Collected data:
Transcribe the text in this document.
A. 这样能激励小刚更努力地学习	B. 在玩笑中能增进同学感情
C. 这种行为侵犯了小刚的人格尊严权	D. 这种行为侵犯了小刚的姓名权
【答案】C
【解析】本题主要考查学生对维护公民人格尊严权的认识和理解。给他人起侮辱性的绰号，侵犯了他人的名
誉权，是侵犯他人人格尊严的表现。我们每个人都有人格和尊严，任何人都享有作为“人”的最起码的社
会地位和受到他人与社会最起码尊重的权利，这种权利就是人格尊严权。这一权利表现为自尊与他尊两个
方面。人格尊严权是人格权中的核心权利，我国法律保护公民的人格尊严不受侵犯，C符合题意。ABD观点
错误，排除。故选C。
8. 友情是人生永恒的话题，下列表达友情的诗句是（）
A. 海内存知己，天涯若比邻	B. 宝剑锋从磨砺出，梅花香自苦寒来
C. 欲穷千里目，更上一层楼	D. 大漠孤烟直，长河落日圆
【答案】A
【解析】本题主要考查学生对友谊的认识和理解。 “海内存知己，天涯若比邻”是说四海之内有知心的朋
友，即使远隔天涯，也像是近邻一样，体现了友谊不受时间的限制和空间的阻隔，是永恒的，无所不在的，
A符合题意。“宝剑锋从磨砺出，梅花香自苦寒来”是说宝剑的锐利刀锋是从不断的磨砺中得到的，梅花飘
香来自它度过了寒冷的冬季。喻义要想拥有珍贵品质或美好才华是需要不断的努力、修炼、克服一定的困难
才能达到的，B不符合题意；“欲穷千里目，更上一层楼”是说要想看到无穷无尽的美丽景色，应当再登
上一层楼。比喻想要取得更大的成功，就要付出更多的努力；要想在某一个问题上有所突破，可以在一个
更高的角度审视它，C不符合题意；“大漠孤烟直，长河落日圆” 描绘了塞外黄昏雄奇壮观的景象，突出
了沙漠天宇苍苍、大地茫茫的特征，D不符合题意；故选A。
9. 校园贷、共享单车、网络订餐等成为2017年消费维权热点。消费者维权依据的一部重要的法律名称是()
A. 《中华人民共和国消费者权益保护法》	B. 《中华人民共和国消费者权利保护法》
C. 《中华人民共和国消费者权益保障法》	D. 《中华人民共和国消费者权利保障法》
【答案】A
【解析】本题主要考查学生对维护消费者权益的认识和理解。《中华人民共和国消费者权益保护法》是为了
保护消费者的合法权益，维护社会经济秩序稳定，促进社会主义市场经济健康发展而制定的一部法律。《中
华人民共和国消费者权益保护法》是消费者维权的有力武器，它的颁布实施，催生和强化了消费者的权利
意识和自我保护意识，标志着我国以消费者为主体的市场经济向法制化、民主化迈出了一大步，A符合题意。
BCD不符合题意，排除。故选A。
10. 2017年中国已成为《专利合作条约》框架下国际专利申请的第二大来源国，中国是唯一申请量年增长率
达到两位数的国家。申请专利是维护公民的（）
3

Stated problem:
Every entry needs to be retyped exactly.

Answer:
Transcribe the text in this document.
A. 这样能激励小刚更努力地学习	B. 在玩笑中能增进同学感情
C. 这种行为侵犯了小刚的人格尊严权	D. 这种行为侵犯了小刚的姓名权
【答案】C
【解析】本题主要考查学生对维护公民人格尊严权的认识和理解。给他人起侮辱性的绰号，侵犯了他人的名
誉权，是侵犯他人人格尊严的表现。我们每个人都有人格和尊严，任何人都享有作为“人”的最起码的社
会地位和受到他人与社会最起码尊重的权利，这种权利就是人格尊严权。这一权利表现为自尊与他尊两个
方面。人格尊严权是人格权中的核心权利，我国法律保护公民的人格尊严不受侵犯，C符合题意。ABD观点
错误，排除。故选C。
8. 友情是人生永恒的话题，下列表达友情的诗句是（）
A. 海内存知己，天涯若比邻	B. 宝剑锋从磨砺出，梅花香自苦寒来
C. 欲穷千里目，更上一层楼	D. 大漠孤烟直，长河落日圆
【答案】A
【解析】本题主要考查学生对友谊的认识和理解。 “海内存知己，天涯若比邻”是说四海之内有知心的朋
友，即使远隔天涯，也像是近邻一样，体现了友谊不受时间的限制和空间的阻隔，是永恒的，无所不在的，
A符合题意。“宝剑锋从磨砺出，梅花香自苦寒来”是说宝剑的锐利刀锋是从不断的磨砺中得到的，梅花飘
香来自它度过了寒冷的冬季。喻义要想拥有珍贵品质或美好才华是需要不断的努力、修炼、克服一定的困难
才能达到的，B不符合题意；“欲穷千里目，更上一层楼”是说要想看到无穷无尽的美丽景色，应当再登
上一层楼。比喻想要取得更大的成功，就要付出更多的努力；要想在某一个问题上有所突破，可以在一个
更高的角度审视它，C不符合题意；“大漠孤烟直，长河落日圆” 描绘了塞外黄昏雄奇壮观的景象，突出
了沙漠天宇苍苍、大地茫茫的特征，D不符合题意；故选A。
9. 校园贷、共享单车、网络订餐等成为2017年消费维权热点。消费者维权依据的一部重要的法律名称是()
A. 《中华人民共和国消费者权益保护法》	B. 《中华人民共和国消费者权利保护法》
C. 《中华人民共和国消费者权益保障法》	D. 《中华人民共和国消费者权利保障法》
【答案】A
【解析】本题主要考查学生对维护消费者权益的认识和理解。《中华人民共和国消费者权益保护法》是为了
保护消费者的合法权益，维护社会经济秩序稳定，促进社会主义市场经济健康发展而制定的一部法律。《中
华人民共和国消费者权益保护法》是消费者维权的有力武器，它的颁布实施，催生和强化了消费者的权利
意识和自我保护意识，标志着我国以消费者为主体的市场经济向法制化、民主化迈出了一大步，A符合题意。
BCD不符合题意，排除。故选A。
10. 2017年中国已成为《专利合作条约》框架下国际专利申请的第二大来源国，中国是唯一申请量年增长率
达到两位数的国家。申请专利是维护公民的（）
3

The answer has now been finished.